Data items

%%

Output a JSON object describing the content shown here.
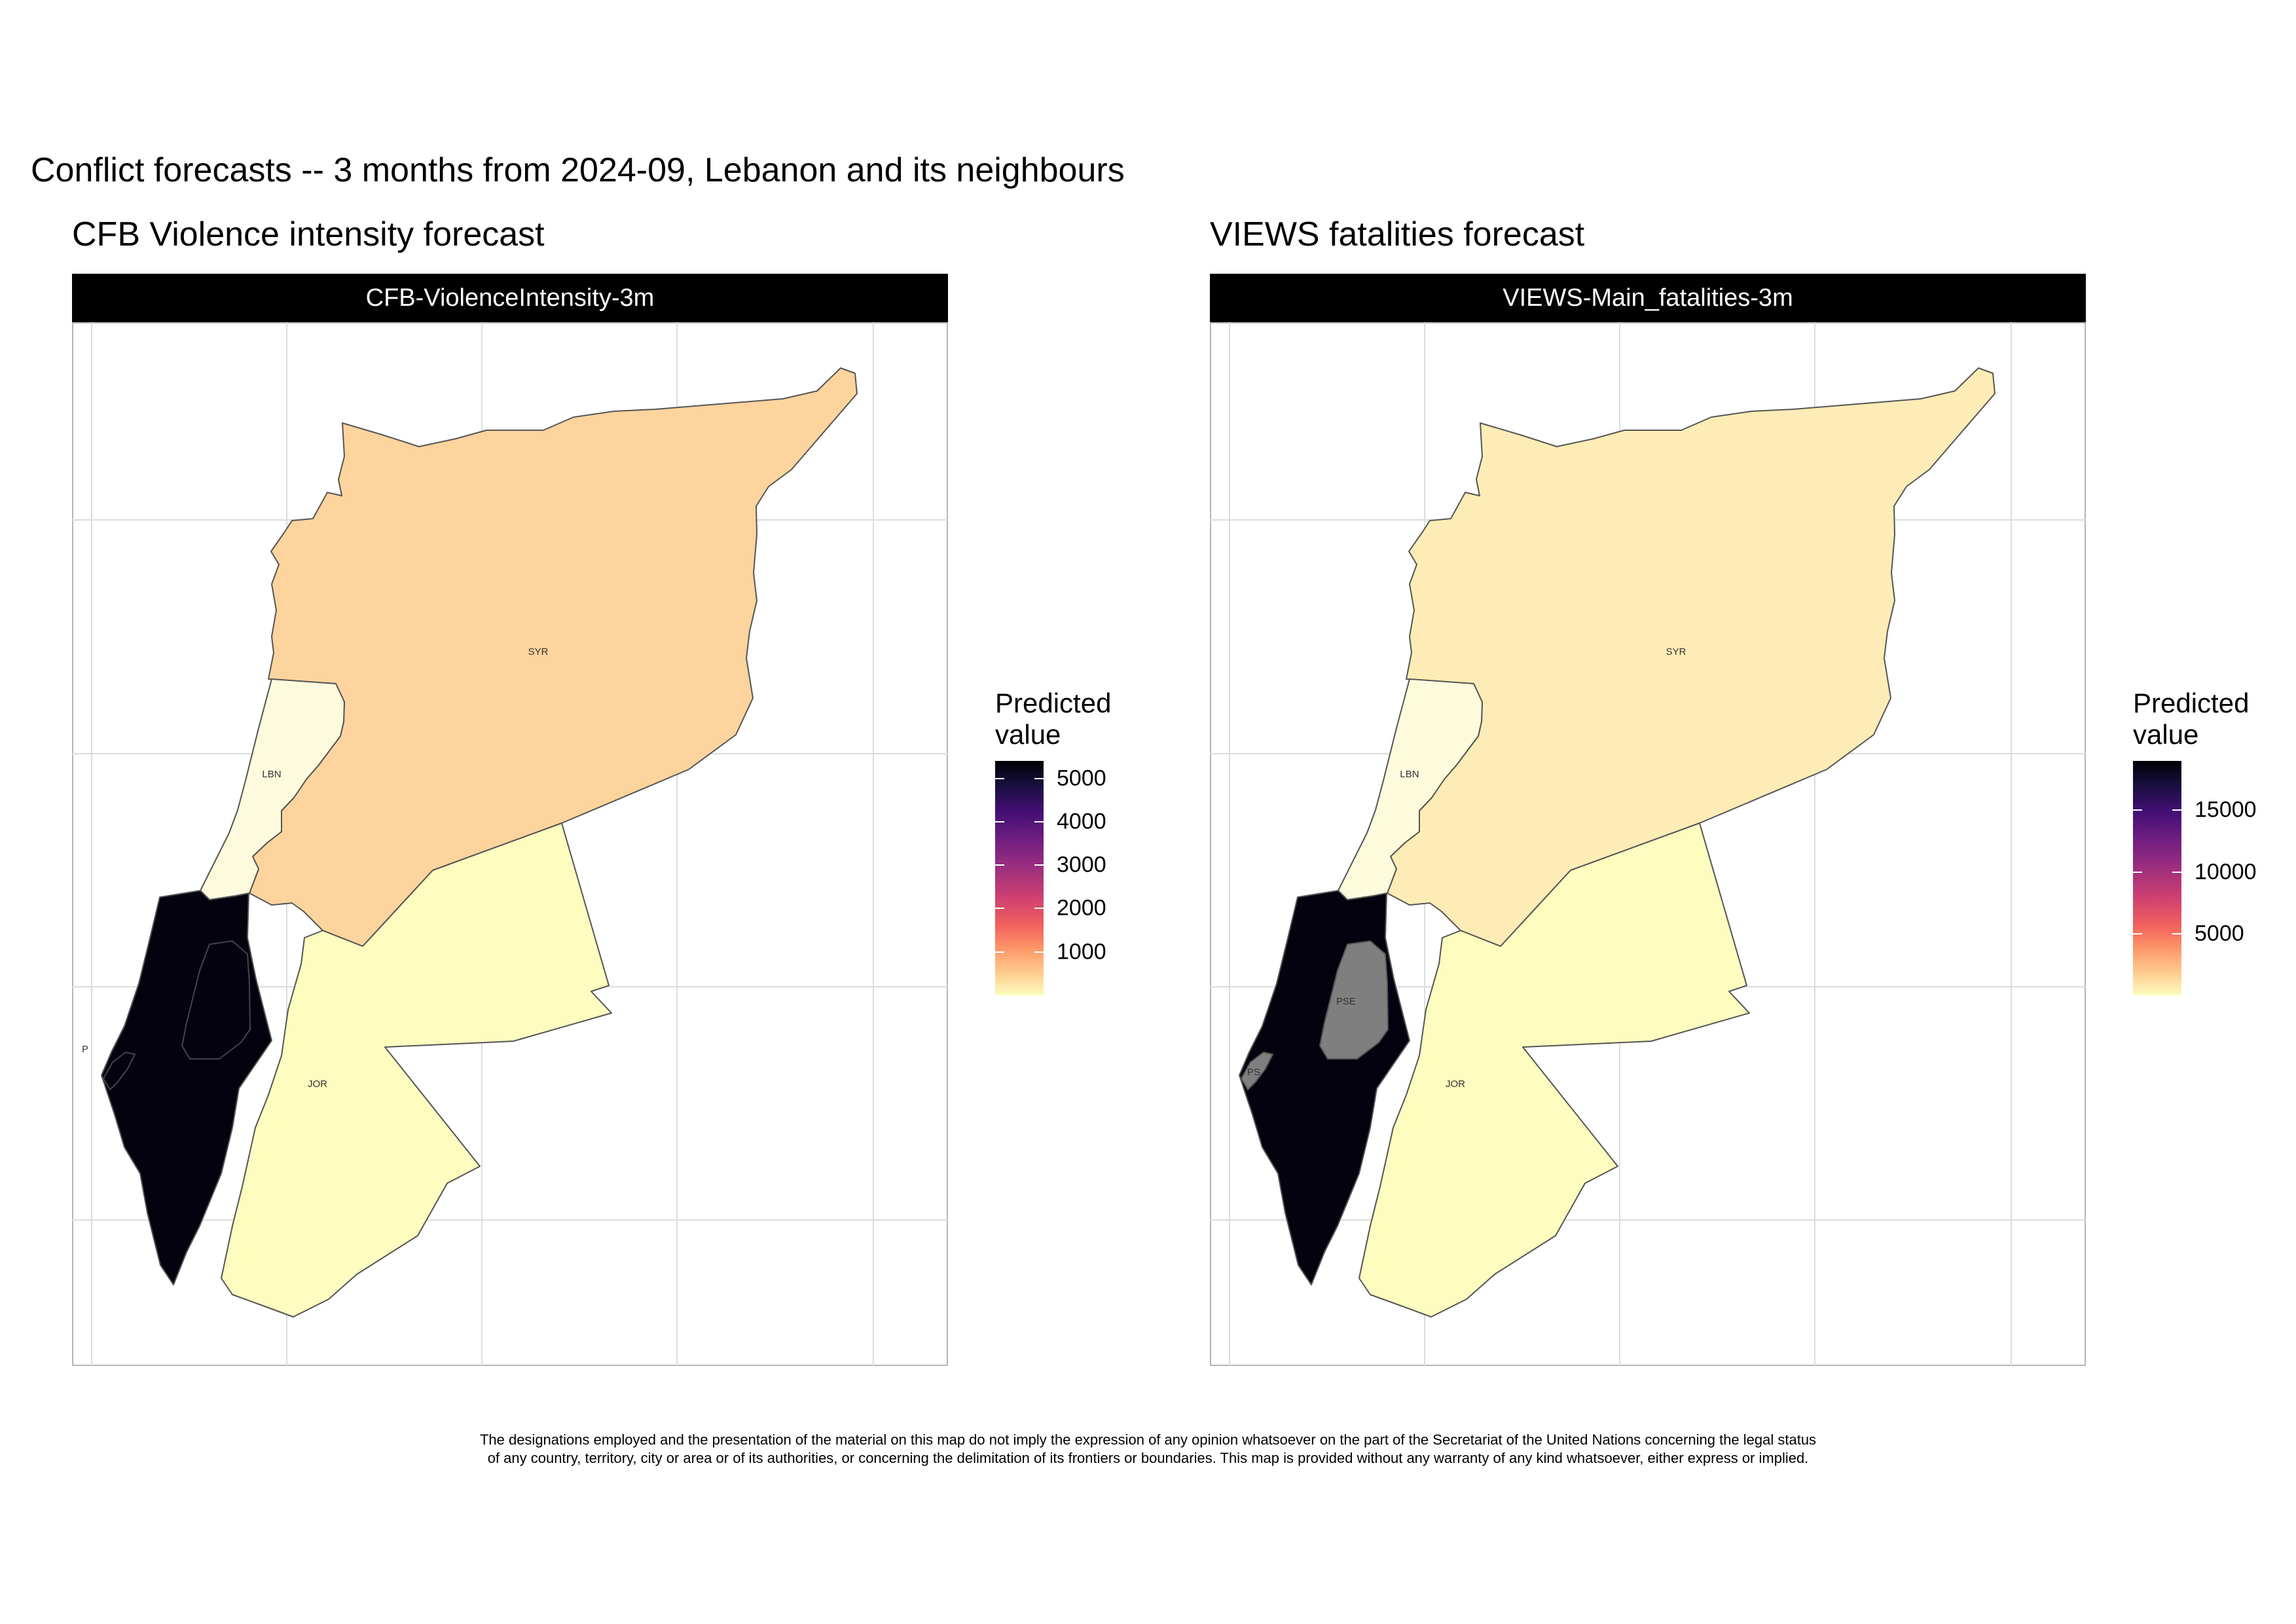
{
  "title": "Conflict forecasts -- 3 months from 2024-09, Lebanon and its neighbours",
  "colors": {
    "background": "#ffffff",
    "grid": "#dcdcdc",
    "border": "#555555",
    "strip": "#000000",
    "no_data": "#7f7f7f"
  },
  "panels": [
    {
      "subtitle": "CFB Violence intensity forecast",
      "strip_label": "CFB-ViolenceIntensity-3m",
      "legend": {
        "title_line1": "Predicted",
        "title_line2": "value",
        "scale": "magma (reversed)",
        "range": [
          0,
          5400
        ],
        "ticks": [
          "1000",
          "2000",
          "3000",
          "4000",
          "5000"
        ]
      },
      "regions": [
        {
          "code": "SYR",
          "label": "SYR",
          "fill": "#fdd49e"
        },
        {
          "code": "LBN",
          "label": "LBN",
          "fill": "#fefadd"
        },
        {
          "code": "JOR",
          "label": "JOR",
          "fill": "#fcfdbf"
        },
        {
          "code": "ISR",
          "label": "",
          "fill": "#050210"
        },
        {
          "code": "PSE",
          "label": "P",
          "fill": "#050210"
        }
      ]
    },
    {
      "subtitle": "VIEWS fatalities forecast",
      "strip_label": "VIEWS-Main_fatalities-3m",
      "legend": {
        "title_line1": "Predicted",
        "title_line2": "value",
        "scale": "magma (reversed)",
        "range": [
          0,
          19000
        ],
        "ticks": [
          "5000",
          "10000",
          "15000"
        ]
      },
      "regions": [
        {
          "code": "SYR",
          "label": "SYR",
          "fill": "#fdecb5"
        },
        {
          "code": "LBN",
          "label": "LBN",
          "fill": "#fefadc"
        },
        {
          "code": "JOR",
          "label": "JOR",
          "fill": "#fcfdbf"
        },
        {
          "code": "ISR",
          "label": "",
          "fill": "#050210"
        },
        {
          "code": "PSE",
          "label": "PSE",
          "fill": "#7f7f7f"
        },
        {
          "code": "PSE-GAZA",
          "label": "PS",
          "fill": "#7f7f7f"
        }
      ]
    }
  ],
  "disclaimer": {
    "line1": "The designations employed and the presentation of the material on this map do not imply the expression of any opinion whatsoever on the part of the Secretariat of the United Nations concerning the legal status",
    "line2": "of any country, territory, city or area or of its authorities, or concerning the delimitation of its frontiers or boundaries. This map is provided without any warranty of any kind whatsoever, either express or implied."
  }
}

%%
%%

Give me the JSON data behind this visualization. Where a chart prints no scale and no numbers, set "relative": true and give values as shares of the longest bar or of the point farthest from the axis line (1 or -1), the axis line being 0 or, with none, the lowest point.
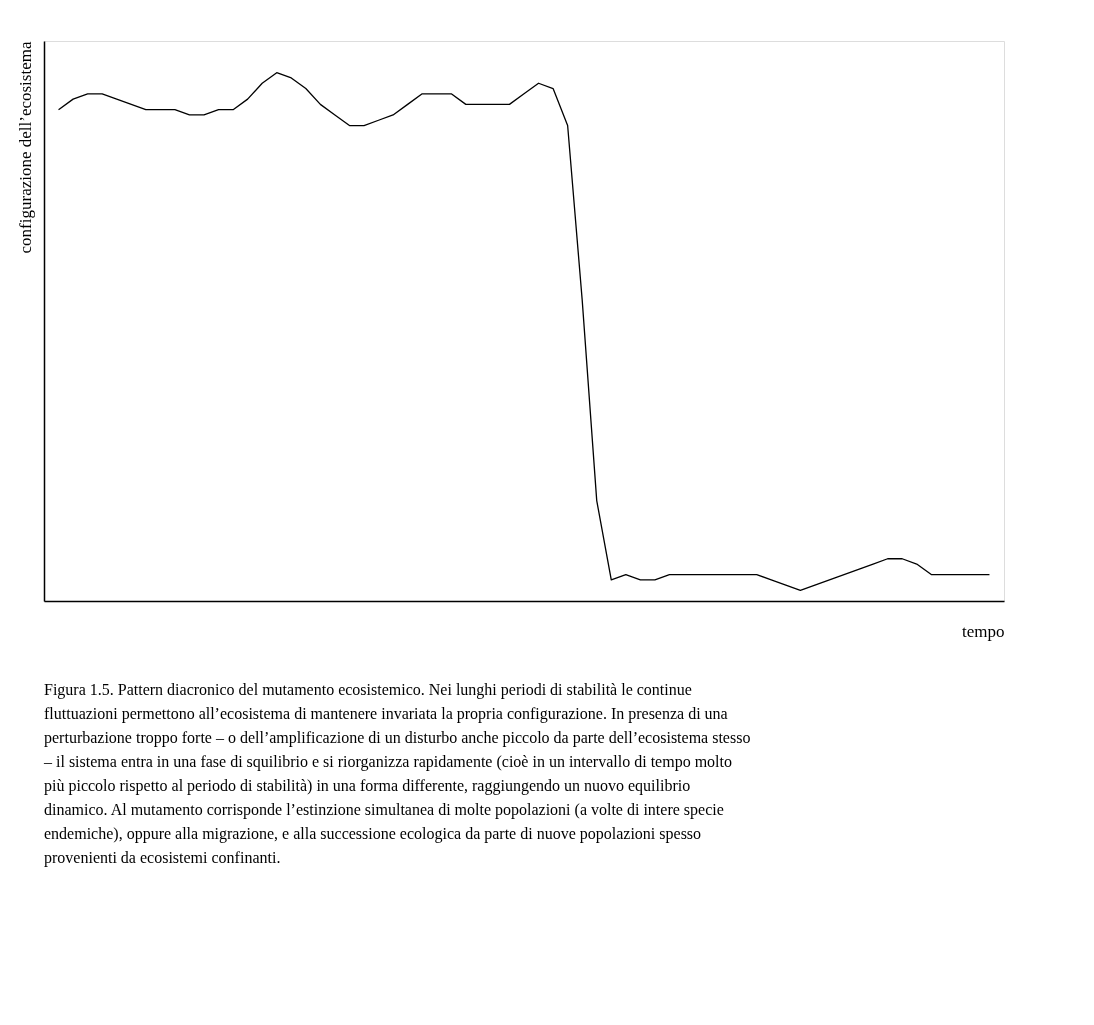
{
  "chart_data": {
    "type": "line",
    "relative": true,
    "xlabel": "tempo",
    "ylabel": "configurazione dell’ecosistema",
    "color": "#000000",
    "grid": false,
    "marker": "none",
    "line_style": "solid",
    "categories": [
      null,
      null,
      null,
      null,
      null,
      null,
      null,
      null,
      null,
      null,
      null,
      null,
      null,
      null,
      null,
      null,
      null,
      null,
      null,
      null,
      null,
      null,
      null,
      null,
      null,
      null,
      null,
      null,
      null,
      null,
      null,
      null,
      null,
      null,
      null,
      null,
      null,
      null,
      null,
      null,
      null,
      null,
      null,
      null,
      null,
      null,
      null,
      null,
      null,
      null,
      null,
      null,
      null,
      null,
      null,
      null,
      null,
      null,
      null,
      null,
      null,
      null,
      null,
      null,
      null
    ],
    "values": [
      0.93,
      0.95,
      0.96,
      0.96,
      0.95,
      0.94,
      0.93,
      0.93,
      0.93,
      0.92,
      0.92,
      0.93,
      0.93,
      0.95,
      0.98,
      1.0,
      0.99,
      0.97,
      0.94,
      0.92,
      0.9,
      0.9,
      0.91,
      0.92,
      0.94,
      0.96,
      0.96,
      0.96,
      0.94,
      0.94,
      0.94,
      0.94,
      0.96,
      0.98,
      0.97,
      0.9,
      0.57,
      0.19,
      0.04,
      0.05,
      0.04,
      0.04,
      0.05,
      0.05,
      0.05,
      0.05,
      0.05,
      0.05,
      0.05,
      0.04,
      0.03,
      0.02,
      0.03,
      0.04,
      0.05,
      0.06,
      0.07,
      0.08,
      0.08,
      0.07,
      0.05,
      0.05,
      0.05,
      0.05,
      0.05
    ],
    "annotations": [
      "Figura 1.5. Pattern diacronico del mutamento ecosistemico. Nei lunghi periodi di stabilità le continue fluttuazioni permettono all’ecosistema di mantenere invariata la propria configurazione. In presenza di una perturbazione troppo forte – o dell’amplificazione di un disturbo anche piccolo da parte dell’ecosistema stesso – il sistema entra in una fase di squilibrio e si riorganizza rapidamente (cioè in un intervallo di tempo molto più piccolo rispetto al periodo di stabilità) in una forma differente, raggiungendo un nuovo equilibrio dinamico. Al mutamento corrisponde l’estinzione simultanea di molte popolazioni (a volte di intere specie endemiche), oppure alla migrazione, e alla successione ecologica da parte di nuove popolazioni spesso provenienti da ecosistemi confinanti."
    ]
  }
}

%%

**TASK GOAL**
Gather all lines where the word "none" appears.

**EXPECTED OUTPUT**
Give me the JSON data behind this visualization. Where a chart prints no scale and no numbers, set "relative": true and give values as shares of the longest bar or of the point farthest from the axis line (1 or -1), the axis line being 0 or, with none, the lowest point.
    "marker": "none",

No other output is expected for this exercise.